SET EXERCISE: Repeat the records below exactly as they appear.
***** RECORDS *****
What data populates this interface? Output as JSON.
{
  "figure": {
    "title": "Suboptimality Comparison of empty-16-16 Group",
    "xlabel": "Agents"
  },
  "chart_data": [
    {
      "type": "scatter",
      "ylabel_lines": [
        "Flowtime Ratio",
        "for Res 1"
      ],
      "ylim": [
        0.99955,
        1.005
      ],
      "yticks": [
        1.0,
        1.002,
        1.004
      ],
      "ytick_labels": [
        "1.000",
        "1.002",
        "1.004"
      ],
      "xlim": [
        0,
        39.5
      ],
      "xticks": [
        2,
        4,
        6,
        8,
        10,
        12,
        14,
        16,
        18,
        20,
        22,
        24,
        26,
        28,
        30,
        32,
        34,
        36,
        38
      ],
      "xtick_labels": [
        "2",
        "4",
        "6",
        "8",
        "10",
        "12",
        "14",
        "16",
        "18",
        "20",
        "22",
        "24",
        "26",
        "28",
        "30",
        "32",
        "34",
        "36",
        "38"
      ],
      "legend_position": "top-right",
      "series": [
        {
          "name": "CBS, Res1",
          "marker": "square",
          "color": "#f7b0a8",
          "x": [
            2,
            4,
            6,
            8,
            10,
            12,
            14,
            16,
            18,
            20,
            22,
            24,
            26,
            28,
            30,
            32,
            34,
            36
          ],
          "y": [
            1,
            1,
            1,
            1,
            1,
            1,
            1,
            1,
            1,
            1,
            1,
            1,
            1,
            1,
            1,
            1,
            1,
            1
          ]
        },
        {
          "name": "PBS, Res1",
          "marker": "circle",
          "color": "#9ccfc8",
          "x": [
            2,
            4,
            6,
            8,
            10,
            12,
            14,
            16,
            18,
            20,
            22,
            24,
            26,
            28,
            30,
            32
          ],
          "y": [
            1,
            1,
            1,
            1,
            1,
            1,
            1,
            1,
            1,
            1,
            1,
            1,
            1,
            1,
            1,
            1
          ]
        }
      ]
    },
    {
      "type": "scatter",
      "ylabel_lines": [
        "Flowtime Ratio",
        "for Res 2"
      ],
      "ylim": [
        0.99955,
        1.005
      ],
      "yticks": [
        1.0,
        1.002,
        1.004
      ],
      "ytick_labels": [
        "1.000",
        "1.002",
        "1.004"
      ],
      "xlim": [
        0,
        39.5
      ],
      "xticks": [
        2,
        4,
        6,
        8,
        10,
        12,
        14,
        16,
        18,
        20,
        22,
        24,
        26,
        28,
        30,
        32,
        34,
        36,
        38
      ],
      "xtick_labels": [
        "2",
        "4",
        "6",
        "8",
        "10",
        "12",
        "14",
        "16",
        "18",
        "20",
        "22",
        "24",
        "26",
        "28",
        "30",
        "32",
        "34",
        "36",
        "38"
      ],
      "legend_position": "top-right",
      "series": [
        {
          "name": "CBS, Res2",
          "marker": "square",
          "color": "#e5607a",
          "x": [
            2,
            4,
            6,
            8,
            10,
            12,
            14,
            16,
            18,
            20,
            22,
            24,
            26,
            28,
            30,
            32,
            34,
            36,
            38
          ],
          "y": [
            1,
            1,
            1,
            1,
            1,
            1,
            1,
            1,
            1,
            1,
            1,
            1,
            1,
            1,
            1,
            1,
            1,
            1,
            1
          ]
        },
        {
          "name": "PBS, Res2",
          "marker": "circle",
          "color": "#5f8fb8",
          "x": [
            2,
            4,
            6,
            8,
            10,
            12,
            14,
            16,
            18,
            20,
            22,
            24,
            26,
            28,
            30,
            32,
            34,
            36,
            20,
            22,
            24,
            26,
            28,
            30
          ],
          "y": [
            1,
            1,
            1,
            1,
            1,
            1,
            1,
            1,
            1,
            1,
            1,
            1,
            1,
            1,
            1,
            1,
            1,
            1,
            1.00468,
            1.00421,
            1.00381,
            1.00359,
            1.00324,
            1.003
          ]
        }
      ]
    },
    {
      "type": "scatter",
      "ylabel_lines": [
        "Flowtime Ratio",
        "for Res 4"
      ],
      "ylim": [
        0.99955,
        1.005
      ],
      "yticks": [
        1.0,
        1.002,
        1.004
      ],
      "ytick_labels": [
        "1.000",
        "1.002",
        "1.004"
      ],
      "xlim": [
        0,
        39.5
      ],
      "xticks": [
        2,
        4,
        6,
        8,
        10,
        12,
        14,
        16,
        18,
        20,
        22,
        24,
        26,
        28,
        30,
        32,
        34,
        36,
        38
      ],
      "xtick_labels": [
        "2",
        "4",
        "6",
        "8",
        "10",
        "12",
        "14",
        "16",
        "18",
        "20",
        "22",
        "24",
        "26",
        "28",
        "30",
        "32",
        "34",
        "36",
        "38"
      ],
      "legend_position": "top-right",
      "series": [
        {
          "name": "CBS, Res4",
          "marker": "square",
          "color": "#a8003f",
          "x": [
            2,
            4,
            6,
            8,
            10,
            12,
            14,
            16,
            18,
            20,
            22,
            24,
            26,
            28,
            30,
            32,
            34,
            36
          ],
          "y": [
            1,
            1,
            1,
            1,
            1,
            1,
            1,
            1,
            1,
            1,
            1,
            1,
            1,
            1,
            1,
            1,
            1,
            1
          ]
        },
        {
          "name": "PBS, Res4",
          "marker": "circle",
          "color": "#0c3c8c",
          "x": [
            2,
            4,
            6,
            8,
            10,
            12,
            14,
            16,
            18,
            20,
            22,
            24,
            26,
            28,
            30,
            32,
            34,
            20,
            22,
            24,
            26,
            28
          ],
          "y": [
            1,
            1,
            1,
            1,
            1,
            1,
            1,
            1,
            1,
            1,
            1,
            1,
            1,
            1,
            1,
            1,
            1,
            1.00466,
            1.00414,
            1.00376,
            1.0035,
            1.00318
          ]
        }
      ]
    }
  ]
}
*****
FULL SOLUTION:
What data populates this interface? Output as JSON.
{
  "figure": {
    "title": "Suboptimality Comparison of empty-16-16 Group",
    "xlabel": "Agents"
  },
  "chart_data": [
    {
      "type": "scatter",
      "ylabel_lines": [
        "Flowtime Ratio",
        "for Res 1"
      ],
      "ylim": [
        0.99955,
        1.005
      ],
      "yticks": [
        1.0,
        1.002,
        1.004
      ],
      "ytick_labels": [
        "1.000",
        "1.002",
        "1.004"
      ],
      "xlim": [
        0,
        39.5
      ],
      "xticks": [
        2,
        4,
        6,
        8,
        10,
        12,
        14,
        16,
        18,
        20,
        22,
        24,
        26,
        28,
        30,
        32,
        34,
        36,
        38
      ],
      "xtick_labels": [
        "2",
        "4",
        "6",
        "8",
        "10",
        "12",
        "14",
        "16",
        "18",
        "20",
        "22",
        "24",
        "26",
        "28",
        "30",
        "32",
        "34",
        "36",
        "38"
      ],
      "legend_position": "top-right",
      "series": [
        {
          "name": "CBS, Res1",
          "marker": "square",
          "color": "#f7b0a8",
          "x": [
            2,
            4,
            6,
            8,
            10,
            12,
            14,
            16,
            18,
            20,
            22,
            24,
            26,
            28,
            30,
            32,
            34,
            36
          ],
          "y": [
            1,
            1,
            1,
            1,
            1,
            1,
            1,
            1,
            1,
            1,
            1,
            1,
            1,
            1,
            1,
            1,
            1,
            1
          ]
        },
        {
          "name": "PBS, Res1",
          "marker": "circle",
          "color": "#9ccfc8",
          "x": [
            2,
            4,
            6,
            8,
            10,
            12,
            14,
            16,
            18,
            20,
            22,
            24,
            26,
            28,
            30,
            32
          ],
          "y": [
            1,
            1,
            1,
            1,
            1,
            1,
            1,
            1,
            1,
            1,
            1,
            1,
            1,
            1,
            1,
            1
          ]
        }
      ]
    },
    {
      "type": "scatter",
      "ylabel_lines": [
        "Flowtime Ratio",
        "for Res 2"
      ],
      "ylim": [
        0.99955,
        1.005
      ],
      "yticks": [
        1.0,
        1.002,
        1.004
      ],
      "ytick_labels": [
        "1.000",
        "1.002",
        "1.004"
      ],
      "xlim": [
        0,
        39.5
      ],
      "xticks": [
        2,
        4,
        6,
        8,
        10,
        12,
        14,
        16,
        18,
        20,
        22,
        24,
        26,
        28,
        30,
        32,
        34,
        36,
        38
      ],
      "xtick_labels": [
        "2",
        "4",
        "6",
        "8",
        "10",
        "12",
        "14",
        "16",
        "18",
        "20",
        "22",
        "24",
        "26",
        "28",
        "30",
        "32",
        "34",
        "36",
        "38"
      ],
      "legend_position": "top-right",
      "series": [
        {
          "name": "CBS, Res2",
          "marker": "square",
          "color": "#e5607a",
          "x": [
            2,
            4,
            6,
            8,
            10,
            12,
            14,
            16,
            18,
            20,
            22,
            24,
            26,
            28,
            30,
            32,
            34,
            36,
            38
          ],
          "y": [
            1,
            1,
            1,
            1,
            1,
            1,
            1,
            1,
            1,
            1,
            1,
            1,
            1,
            1,
            1,
            1,
            1,
            1,
            1
          ]
        },
        {
          "name": "PBS, Res2",
          "marker": "circle",
          "color": "#5f8fb8",
          "x": [
            2,
            4,
            6,
            8,
            10,
            12,
            14,
            16,
            18,
            20,
            22,
            24,
            26,
            28,
            30,
            32,
            34,
            36,
            20,
            22,
            24,
            26,
            28,
            30
          ],
          "y": [
            1,
            1,
            1,
            1,
            1,
            1,
            1,
            1,
            1,
            1,
            1,
            1,
            1,
            1,
            1,
            1,
            1,
            1,
            1.00468,
            1.00421,
            1.00381,
            1.00359,
            1.00324,
            1.003
          ]
        }
      ]
    },
    {
      "type": "scatter",
      "ylabel_lines": [
        "Flowtime Ratio",
        "for Res 4"
      ],
      "ylim": [
        0.99955,
        1.005
      ],
      "yticks": [
        1.0,
        1.002,
        1.004
      ],
      "ytick_labels": [
        "1.000",
        "1.002",
        "1.004"
      ],
      "xlim": [
        0,
        39.5
      ],
      "xticks": [
        2,
        4,
        6,
        8,
        10,
        12,
        14,
        16,
        18,
        20,
        22,
        24,
        26,
        28,
        30,
        32,
        34,
        36,
        38
      ],
      "xtick_labels": [
        "2",
        "4",
        "6",
        "8",
        "10",
        "12",
        "14",
        "16",
        "18",
        "20",
        "22",
        "24",
        "26",
        "28",
        "30",
        "32",
        "34",
        "36",
        "38"
      ],
      "legend_position": "top-right",
      "series": [
        {
          "name": "CBS, Res4",
          "marker": "square",
          "color": "#a8003f",
          "x": [
            2,
            4,
            6,
            8,
            10,
            12,
            14,
            16,
            18,
            20,
            22,
            24,
            26,
            28,
            30,
            32,
            34,
            36
          ],
          "y": [
            1,
            1,
            1,
            1,
            1,
            1,
            1,
            1,
            1,
            1,
            1,
            1,
            1,
            1,
            1,
            1,
            1,
            1
          ]
        },
        {
          "name": "PBS, Res4",
          "marker": "circle",
          "color": "#0c3c8c",
          "x": [
            2,
            4,
            6,
            8,
            10,
            12,
            14,
            16,
            18,
            20,
            22,
            24,
            26,
            28,
            30,
            32,
            34,
            20,
            22,
            24,
            26,
            28
          ],
          "y": [
            1,
            1,
            1,
            1,
            1,
            1,
            1,
            1,
            1,
            1,
            1,
            1,
            1,
            1,
            1,
            1,
            1,
            1.00466,
            1.00414,
            1.00376,
            1.0035,
            1.00318
          ]
        }
      ]
    }
  ]
}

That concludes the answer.